### Records for this exercise

■ ■ ■ ■ ■ ■ ■

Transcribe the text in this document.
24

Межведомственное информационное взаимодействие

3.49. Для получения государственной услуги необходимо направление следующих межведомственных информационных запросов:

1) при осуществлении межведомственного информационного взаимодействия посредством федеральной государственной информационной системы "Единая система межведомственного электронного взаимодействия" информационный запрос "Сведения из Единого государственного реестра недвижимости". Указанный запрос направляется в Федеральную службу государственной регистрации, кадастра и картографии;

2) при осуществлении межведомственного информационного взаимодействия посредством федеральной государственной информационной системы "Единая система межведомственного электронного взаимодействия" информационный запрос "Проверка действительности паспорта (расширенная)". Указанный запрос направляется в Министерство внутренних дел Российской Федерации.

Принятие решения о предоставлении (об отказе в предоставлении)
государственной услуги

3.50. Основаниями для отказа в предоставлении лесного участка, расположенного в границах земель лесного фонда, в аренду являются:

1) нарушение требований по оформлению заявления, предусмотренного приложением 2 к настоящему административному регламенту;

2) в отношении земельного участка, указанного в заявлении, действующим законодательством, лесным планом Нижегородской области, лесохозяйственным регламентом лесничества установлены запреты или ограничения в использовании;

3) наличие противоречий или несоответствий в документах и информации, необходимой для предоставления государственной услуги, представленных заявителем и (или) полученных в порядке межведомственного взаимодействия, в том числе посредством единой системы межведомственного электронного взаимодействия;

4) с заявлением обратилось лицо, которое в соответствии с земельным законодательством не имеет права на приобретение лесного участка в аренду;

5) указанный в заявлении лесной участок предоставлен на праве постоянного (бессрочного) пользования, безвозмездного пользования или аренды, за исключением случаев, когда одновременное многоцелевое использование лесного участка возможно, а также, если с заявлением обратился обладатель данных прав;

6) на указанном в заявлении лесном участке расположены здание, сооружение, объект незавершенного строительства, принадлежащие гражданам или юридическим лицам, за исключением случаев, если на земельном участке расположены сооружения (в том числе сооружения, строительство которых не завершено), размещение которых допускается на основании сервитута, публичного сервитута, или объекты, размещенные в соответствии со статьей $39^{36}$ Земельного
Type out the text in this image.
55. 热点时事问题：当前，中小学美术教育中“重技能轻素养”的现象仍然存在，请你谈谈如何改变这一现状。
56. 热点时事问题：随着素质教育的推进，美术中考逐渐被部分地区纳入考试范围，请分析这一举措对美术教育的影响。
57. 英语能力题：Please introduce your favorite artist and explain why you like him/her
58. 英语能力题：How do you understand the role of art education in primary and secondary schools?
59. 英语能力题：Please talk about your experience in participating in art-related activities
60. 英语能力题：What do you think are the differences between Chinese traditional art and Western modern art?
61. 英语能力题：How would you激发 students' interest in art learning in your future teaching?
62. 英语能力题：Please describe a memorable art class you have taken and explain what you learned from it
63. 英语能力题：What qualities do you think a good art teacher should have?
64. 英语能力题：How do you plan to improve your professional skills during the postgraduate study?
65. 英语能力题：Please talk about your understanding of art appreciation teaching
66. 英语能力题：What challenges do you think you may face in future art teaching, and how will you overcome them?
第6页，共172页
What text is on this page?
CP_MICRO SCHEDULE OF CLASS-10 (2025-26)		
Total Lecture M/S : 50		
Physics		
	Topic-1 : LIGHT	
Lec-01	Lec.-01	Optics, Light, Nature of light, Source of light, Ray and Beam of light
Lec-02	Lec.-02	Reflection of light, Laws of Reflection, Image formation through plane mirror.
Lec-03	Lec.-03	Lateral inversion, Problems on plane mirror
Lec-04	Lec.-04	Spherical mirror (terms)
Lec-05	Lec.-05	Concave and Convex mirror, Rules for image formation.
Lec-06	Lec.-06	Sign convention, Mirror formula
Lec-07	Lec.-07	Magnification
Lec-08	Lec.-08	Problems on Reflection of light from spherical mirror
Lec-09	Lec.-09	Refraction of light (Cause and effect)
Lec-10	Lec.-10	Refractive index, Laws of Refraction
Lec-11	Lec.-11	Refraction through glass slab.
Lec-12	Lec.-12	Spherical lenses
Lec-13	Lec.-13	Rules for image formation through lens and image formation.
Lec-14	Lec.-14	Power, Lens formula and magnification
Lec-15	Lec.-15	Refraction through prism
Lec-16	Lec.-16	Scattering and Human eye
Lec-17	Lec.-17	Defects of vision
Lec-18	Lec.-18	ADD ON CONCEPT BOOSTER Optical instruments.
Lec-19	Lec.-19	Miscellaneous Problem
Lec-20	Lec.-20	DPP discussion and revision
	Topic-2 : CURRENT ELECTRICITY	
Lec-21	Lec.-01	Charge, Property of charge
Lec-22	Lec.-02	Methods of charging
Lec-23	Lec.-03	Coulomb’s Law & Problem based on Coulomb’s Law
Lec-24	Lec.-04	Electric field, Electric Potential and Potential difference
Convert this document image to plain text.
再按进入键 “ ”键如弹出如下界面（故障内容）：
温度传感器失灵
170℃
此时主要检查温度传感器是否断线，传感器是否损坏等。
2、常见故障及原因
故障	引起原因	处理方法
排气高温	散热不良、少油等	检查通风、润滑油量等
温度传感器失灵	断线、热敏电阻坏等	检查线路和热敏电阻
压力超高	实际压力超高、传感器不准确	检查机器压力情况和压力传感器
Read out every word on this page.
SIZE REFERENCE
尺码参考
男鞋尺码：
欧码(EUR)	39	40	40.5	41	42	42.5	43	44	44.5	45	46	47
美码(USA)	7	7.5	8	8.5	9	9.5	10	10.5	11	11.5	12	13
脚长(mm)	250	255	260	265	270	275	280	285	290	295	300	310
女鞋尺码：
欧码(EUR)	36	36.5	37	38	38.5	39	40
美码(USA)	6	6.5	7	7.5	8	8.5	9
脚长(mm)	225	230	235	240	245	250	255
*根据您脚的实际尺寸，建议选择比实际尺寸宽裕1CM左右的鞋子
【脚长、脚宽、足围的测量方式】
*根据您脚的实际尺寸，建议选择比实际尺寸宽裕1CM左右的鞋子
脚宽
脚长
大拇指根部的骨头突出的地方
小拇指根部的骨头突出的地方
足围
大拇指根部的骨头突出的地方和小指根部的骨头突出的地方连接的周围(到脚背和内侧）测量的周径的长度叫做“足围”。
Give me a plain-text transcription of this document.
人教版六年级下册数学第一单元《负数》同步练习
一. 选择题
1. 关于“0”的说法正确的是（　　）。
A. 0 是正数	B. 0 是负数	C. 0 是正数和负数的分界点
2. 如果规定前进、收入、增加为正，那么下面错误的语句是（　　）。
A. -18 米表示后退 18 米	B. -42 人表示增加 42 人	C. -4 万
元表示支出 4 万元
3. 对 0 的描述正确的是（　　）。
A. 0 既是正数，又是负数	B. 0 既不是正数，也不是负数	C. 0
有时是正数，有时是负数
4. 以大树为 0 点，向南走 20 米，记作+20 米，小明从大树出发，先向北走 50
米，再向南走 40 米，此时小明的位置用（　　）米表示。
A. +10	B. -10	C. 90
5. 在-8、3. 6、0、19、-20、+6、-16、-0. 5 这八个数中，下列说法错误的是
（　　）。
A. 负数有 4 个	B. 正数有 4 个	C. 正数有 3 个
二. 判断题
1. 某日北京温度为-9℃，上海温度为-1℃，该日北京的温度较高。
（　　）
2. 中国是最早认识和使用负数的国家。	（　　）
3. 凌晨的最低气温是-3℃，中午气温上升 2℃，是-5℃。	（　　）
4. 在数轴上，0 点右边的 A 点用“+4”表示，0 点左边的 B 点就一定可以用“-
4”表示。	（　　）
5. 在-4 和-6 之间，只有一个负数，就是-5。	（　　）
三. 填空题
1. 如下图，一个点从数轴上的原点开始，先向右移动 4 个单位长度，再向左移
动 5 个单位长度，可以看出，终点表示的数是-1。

■ ■ ■ ■ ■ ■ ■

### To be done
Scan the material above for the string "Единая" and report each line where you find it.

### Solution
1) при осуществлении межведомственного информационного взаимодействия посредством федеральной государственной информационной системы "Единая система межведомственного электронного взаимодействия" информационный запрос "Сведения из Единого государственного реестра недвижимости". Указанный запрос направляется в Федеральную службу государственной регистрации, кадастра и картографии;
2) при осуществлении межведомственного информационного взаимодействия посредством федеральной государственной информационной системы "Единая система межведомственного электронного взаимодействия" информационный запрос "Проверка действительности паспорта (расширенная)". Указанный запрос направляется в Министерство внутренних дел Российской Федерации.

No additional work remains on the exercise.